-- Start PROVIDED INFORMATION --

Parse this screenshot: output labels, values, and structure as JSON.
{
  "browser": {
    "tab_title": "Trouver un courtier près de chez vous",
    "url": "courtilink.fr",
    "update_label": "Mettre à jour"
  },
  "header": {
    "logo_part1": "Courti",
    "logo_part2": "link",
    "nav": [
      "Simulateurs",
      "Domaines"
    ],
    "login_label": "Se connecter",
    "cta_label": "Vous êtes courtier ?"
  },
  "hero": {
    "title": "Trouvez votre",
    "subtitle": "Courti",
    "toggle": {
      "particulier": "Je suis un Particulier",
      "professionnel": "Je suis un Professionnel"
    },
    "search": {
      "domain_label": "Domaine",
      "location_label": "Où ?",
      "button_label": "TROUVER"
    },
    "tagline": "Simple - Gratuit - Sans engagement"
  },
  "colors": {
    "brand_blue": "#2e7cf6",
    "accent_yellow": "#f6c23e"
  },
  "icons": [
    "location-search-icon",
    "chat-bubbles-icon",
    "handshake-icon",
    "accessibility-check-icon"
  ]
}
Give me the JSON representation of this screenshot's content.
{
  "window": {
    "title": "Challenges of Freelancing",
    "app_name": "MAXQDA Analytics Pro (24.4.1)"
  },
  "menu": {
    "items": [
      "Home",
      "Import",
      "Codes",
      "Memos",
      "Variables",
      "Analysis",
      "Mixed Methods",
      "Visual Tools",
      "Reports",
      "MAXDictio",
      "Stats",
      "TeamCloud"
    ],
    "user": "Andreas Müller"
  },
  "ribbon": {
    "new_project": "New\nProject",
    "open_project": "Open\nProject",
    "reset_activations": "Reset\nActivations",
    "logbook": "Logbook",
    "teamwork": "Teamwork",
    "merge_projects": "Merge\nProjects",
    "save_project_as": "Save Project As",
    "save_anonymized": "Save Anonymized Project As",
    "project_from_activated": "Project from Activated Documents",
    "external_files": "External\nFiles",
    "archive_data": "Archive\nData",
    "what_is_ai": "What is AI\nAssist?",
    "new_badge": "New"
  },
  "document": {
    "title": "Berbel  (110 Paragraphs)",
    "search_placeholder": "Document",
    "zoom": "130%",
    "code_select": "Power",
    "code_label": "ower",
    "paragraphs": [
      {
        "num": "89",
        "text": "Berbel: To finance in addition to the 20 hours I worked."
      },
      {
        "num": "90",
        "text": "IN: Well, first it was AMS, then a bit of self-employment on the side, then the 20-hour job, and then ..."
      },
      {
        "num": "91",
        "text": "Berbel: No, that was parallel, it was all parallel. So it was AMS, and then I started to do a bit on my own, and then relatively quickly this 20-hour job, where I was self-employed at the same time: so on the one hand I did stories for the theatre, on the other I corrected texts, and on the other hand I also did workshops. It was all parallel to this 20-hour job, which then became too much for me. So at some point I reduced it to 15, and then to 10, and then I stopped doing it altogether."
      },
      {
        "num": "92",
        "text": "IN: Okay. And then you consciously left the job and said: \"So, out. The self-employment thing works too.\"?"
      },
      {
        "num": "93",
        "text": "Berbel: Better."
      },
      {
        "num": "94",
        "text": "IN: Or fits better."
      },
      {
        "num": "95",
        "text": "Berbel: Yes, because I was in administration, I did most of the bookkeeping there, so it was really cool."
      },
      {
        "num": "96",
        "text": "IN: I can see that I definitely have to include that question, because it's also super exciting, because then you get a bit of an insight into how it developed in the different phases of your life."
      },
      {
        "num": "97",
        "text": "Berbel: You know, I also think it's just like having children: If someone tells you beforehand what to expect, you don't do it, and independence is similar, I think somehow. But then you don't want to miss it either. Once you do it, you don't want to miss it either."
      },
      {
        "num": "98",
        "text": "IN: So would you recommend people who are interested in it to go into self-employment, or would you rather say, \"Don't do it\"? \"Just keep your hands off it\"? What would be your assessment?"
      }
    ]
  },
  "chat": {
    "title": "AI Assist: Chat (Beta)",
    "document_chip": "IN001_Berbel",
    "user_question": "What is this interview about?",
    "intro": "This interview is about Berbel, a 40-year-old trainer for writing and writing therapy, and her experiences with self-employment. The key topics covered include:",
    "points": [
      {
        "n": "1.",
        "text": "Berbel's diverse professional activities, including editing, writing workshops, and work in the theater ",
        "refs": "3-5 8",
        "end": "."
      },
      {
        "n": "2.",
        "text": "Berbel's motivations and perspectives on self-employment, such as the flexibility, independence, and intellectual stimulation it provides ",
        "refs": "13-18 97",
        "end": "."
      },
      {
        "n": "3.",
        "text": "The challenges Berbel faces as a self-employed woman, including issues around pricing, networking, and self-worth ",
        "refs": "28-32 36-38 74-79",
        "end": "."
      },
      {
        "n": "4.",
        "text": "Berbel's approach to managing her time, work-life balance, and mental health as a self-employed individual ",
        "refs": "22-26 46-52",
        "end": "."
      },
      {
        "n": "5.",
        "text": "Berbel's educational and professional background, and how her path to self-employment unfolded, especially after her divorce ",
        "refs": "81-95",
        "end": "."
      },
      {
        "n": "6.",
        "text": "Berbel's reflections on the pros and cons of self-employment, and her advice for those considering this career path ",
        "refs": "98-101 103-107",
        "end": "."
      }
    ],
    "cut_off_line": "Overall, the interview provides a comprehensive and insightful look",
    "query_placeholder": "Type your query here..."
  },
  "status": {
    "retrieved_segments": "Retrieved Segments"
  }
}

-- End PROVIDED INFORMATION --

▶ _WHAT NEEDS TO BE DONE_:
Write out every line exactly as it stands.

▶ _EXPECTED OUTPUT_:
Parse this screenshot: output labels, values, and structure as JSON.
{
  "browser": {
    "tab_title": "Trouver un courtier près de chez vous",
    "url": "courtilink.fr",
    "update_label": "Mettre à jour"
  },
  "header": {
    "logo_part1": "Courti",
    "logo_part2": "link",
    "nav": [
      "Simulateurs",
      "Domaines"
    ],
    "login_label": "Se connecter",
    "cta_label": "Vous êtes courtier ?"
  },
  "hero": {
    "title": "Trouvez votre",
    "subtitle": "Courti",
    "toggle": {
      "particulier": "Je suis un Particulier",
      "professionnel": "Je suis un Professionnel"
    },
    "search": {
      "domain_label": "Domaine",
      "location_label": "Où ?",
      "button_label": "TROUVER"
    },
    "tagline": "Simple - Gratuit - Sans engagement"
  },
  "colors": {
    "brand_blue": "#2e7cf6",
    "accent_yellow": "#f6c23e"
  },
  "icons": [
    "location-search-icon",
    "chat-bubbles-icon",
    "handshake-icon",
    "accessibility-check-icon"
  ]
}
Give me the JSON representation of this screenshot's content.
{
  "window": {
    "title": "Challenges of Freelancing",
    "app_name": "MAXQDA Analytics Pro (24.4.1)"
  },
  "menu": {
    "items": [
      "Home",
      "Import",
      "Codes",
      "Memos",
      "Variables",
      "Analysis",
      "Mixed Methods",
      "Visual Tools",
      "Reports",
      "MAXDictio",
      "Stats",
      "TeamCloud"
    ],
    "user": "Andreas Müller"
  },
  "ribbon": {
    "new_project": "New\nProject",
    "open_project": "Open\nProject",
    "reset_activations": "Reset\nActivations",
    "logbook": "Logbook",
    "teamwork": "Teamwork",
    "merge_projects": "Merge\nProjects",
    "save_project_as": "Save Project As",
    "save_anonymized": "Save Anonymized Project As",
    "project_from_activated": "Project from Activated Documents",
    "external_files": "External\nFiles",
    "archive_data": "Archive\nData",
    "what_is_ai": "What is AI\nAssist?",
    "new_badge": "New"
  },
  "document": {
    "title": "Berbel  (110 Paragraphs)",
    "search_placeholder": "Document",
    "zoom": "130%",
    "code_select": "Power",
    "code_label": "ower",
    "paragraphs": [
      {
        "num": "89",
        "text": "Berbel: To finance in addition to the 20 hours I worked."
      },
      {
        "num": "90",
        "text": "IN: Well, first it was AMS, then a bit of self-employment on the side, then the 20-hour job, and then ..."
      },
      {
        "num": "91",
        "text": "Berbel: No, that was parallel, it was all parallel. So it was AMS, and then I started to do a bit on my own, and then relatively quickly this 20-hour job, where I was self-employed at the same time: so on the one hand I did stories for the theatre, on the other I corrected texts, and on the other hand I also did workshops. It was all parallel to this 20-hour job, which then became too much for me. So at some point I reduced it to 15, and then to 10, and then I stopped doing it altogether."
      },
      {
        "num": "92",
        "text": "IN: Okay. And then you consciously left the job and said: \"So, out. The self-employment thing works too.\"?"
      },
      {
        "num": "93",
        "text": "Berbel: Better."
      },
      {
        "num": "94",
        "text": "IN: Or fits better."
      },
      {
        "num": "95",
        "text": "Berbel: Yes, because I was in administration, I did most of the bookkeeping there, so it was really cool."
      },
      {
        "num": "96",
        "text": "IN: I can see that I definitely have to include that question, because it's also super exciting, because then you get a bit of an insight into how it developed in the different phases of your life."
      },
      {
        "num": "97",
        "text": "Berbel: You know, I also think it's just like having children: If someone tells you beforehand what to expect, you don't do it, and independence is similar, I think somehow. But then you don't want to miss it either. Once you do it, you don't want to miss it either."
      },
      {
        "num": "98",
        "text": "IN: So would you recommend people who are interested in it to go into self-employment, or would you rather say, \"Don't do it\"? \"Just keep your hands off it\"? What would be your assessment?"
      }
    ]
  },
  "chat": {
    "title": "AI Assist: Chat (Beta)",
    "document_chip": "IN001_Berbel",
    "user_question": "What is this interview about?",
    "intro": "This interview is about Berbel, a 40-year-old trainer for writing and writing therapy, and her experiences with self-employment. The key topics covered include:",
    "points": [
      {
        "n": "1.",
        "text": "Berbel's diverse professional activities, including editing, writing workshops, and work in the theater ",
        "refs": "3-5 8",
        "end": "."
      },
      {
        "n": "2.",
        "text": "Berbel's motivations and perspectives on self-employment, such as the flexibility, independence, and intellectual stimulation it provides ",
        "refs": "13-18 97",
        "end": "."
      },
      {
        "n": "3.",
        "text": "The challenges Berbel faces as a self-employed woman, including issues around pricing, networking, and self-worth ",
        "refs": "28-32 36-38 74-79",
        "end": "."
      },
      {
        "n": "4.",
        "text": "Berbel's approach to managing her time, work-life balance, and mental health as a self-employed individual ",
        "refs": "22-26 46-52",
        "end": "."
      },
      {
        "n": "5.",
        "text": "Berbel's educational and professional background, and how her path to self-employment unfolded, especially after her divorce ",
        "refs": "81-95",
        "end": "."
      },
      {
        "n": "6.",
        "text": "Berbel's reflections on the pros and cons of self-employment, and her advice for those considering this career path ",
        "refs": "98-101 103-107",
        "end": "."
      }
    ],
    "cut_off_line": "Overall, the interview provides a comprehensive and insightful look",
    "query_placeholder": "Type your query here..."
  },
  "status": {
    "retrieved_segments": "Retrieved Segments"
  }
}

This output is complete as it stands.